## Instruction
Please write the listing below out again exactly, leaving every picture behind.

## Provided data
^^^^^^^^

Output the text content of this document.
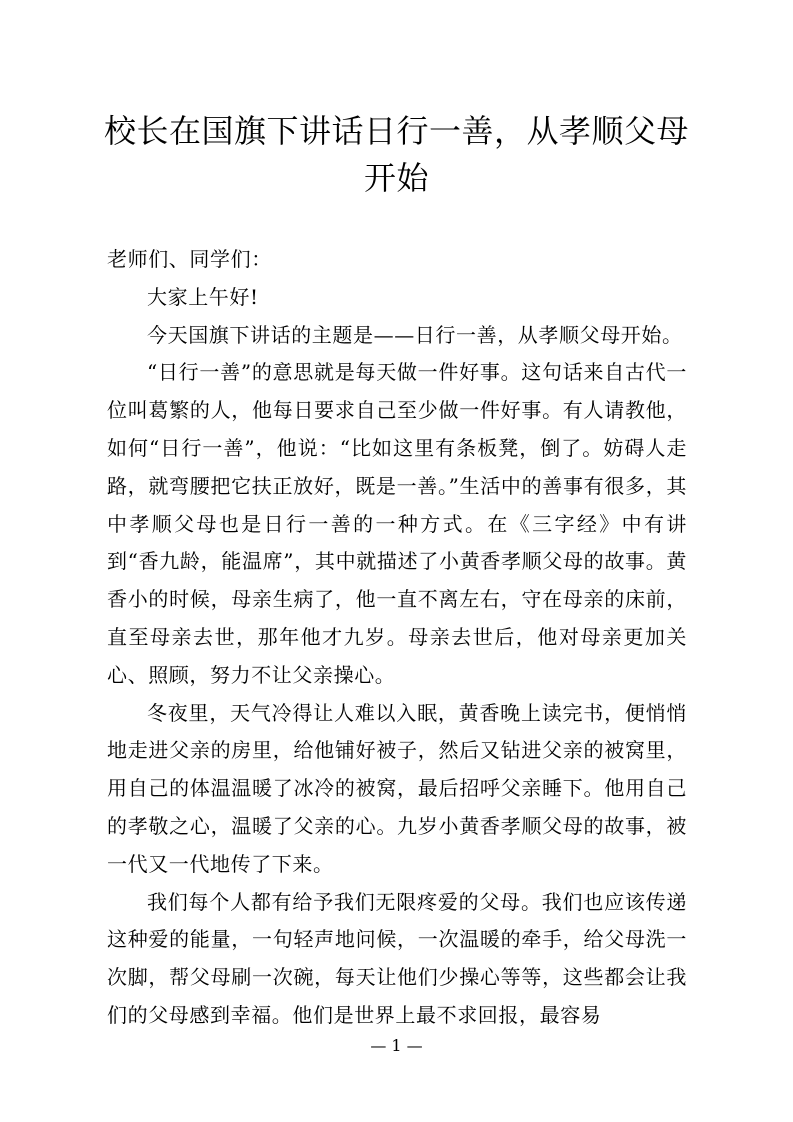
校长在国旗下讲话日行一善，从孝顺父母开始

老师们、同学们：

大家上午好!

今天国旗下讲话的主题是——日行一善，从孝顺父母开始。

“日行一善”的意思就是每天做一件好事。这句话来自古代一位叫葛繁的人，他每日要求自己至少做一件好事。有人请教他，如何“日行一善”，他说：“比如这里有条板凳，倒了。妨碍人走路，就弯腰把它扶正放好，既是一善。”生活中的善事有很多，其中孝顺父母也是日行一善的一种方式。在《三字经》中有讲到“香九龄，能温席”，其中就描述了小黄香孝顺父母的故事。黄香小的时候，母亲生病了，他一直不离左右，守在母亲的床前，直至母亲去世，那年他才九岁。母亲去世后，他对母亲更加关心、照顾，努力不让父亲操心。

冬夜里，天气冷得让人难以入眠，黄香晚上读完书，便悄悄地走进父亲的房里，给他铺好被子，然后又钻进父亲的被窝里，用自己的体温温暖了冰冷的被窝，最后招呼父亲睡下。他用自己的孝敬之心，温暖了父亲的心。九岁小黄香孝顺父母的故事，被一代又一代地传了下来。

我们每个人都有给予我们无限疼爱的父母。我们也应该传递这种爱的能量，一句轻声地问候，一次温暖的牵手，给父母洗一次脚，帮父母刷一次碗，每天让他们少操心等等，这些都会让我们的父母感到幸福。他们是世界上最不求回报，最容易

— 1 —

^^^^^^^^

## Written answer
Output the text content of this document.
校长在国旗下讲话日行一善，从孝顺父母开始

老师们、同学们：

大家上午好!

今天国旗下讲话的主题是——日行一善，从孝顺父母开始。

“日行一善”的意思就是每天做一件好事。这句话来自古代一位叫葛繁的人，他每日要求自己至少做一件好事。有人请教他，如何“日行一善”，他说：“比如这里有条板凳，倒了。妨碍人走路，就弯腰把它扶正放好，既是一善。”生活中的善事有很多，其中孝顺父母也是日行一善的一种方式。在《三字经》中有讲到“香九龄，能温席”，其中就描述了小黄香孝顺父母的故事。黄香小的时候，母亲生病了，他一直不离左右，守在母亲的床前，直至母亲去世，那年他才九岁。母亲去世后，他对母亲更加关心、照顾，努力不让父亲操心。

冬夜里，天气冷得让人难以入眠，黄香晚上读完书，便悄悄地走进父亲的房里，给他铺好被子，然后又钻进父亲的被窝里，用自己的体温温暖了冰冷的被窝，最后招呼父亲睡下。他用自己的孝敬之心，温暖了父亲的心。九岁小黄香孝顺父母的故事，被一代又一代地传了下来。

我们每个人都有给予我们无限疼爱的父母。我们也应该传递这种爱的能量，一句轻声地问候，一次温暖的牵手，给父母洗一次脚，帮父母刷一次碗，每天让他们少操心等等，这些都会让我们的父母感到幸福。他们是世界上最不求回报，最容易

— 1 —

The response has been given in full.